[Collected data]
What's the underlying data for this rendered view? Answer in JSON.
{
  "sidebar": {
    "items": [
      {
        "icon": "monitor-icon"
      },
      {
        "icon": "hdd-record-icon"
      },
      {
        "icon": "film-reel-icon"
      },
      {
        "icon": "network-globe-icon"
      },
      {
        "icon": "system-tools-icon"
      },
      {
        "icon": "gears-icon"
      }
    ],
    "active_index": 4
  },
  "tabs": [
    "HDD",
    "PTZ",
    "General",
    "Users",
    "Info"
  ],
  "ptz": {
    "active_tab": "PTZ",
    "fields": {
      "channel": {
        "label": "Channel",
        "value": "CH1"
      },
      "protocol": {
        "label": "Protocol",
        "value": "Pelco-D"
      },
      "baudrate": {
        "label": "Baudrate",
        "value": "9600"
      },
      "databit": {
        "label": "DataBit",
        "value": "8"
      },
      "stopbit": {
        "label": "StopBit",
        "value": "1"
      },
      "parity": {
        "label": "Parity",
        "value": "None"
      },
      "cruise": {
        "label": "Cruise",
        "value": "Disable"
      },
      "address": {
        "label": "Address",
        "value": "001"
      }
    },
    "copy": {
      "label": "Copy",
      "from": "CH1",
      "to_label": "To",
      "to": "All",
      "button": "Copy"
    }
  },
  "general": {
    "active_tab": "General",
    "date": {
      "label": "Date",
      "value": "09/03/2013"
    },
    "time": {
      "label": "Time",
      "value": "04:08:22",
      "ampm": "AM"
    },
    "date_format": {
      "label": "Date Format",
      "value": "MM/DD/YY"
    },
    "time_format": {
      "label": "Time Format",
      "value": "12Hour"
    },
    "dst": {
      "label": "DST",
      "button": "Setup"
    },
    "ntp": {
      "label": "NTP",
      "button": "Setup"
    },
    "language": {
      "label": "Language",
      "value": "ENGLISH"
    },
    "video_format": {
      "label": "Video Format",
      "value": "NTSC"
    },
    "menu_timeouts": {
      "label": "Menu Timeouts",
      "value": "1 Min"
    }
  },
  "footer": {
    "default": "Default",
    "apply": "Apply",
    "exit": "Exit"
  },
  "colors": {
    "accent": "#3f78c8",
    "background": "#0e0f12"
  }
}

> [WHAT THE TASK REQUIRES]
Every line of the data above should be reproduced word for word.

> [TASK RESPONSE]
What's the underlying data for this rendered view? Answer in JSON.
{
  "sidebar": {
    "items": [
      {
        "icon": "monitor-icon"
      },
      {
        "icon": "hdd-record-icon"
      },
      {
        "icon": "film-reel-icon"
      },
      {
        "icon": "network-globe-icon"
      },
      {
        "icon": "system-tools-icon"
      },
      {
        "icon": "gears-icon"
      }
    ],
    "active_index": 4
  },
  "tabs": [
    "HDD",
    "PTZ",
    "General",
    "Users",
    "Info"
  ],
  "ptz": {
    "active_tab": "PTZ",
    "fields": {
      "channel": {
        "label": "Channel",
        "value": "CH1"
      },
      "protocol": {
        "label": "Protocol",
        "value": "Pelco-D"
      },
      "baudrate": {
        "label": "Baudrate",
        "value": "9600"
      },
      "databit": {
        "label": "DataBit",
        "value": "8"
      },
      "stopbit": {
        "label": "StopBit",
        "value": "1"
      },
      "parity": {
        "label": "Parity",
        "value": "None"
      },
      "cruise": {
        "label": "Cruise",
        "value": "Disable"
      },
      "address": {
        "label": "Address",
        "value": "001"
      }
    },
    "copy": {
      "label": "Copy",
      "from": "CH1",
      "to_label": "To",
      "to": "All",
      "button": "Copy"
    }
  },
  "general": {
    "active_tab": "General",
    "date": {
      "label": "Date",
      "value": "09/03/2013"
    },
    "time": {
      "label": "Time",
      "value": "04:08:22",
      "ampm": "AM"
    },
    "date_format": {
      "label": "Date Format",
      "value": "MM/DD/YY"
    },
    "time_format": {
      "label": "Time Format",
      "value": "12Hour"
    },
    "dst": {
      "label": "DST",
      "button": "Setup"
    },
    "ntp": {
      "label": "NTP",
      "button": "Setup"
    },
    "language": {
      "label": "Language",
      "value": "ENGLISH"
    },
    "video_format": {
      "label": "Video Format",
      "value": "NTSC"
    },
    "menu_timeouts": {
      "label": "Menu Timeouts",
      "value": "1 Min"
    }
  },
  "footer": {
    "default": "Default",
    "apply": "Apply",
    "exit": "Exit"
  },
  "colors": {
    "accent": "#3f78c8",
    "background": "#0e0f12"
  }
}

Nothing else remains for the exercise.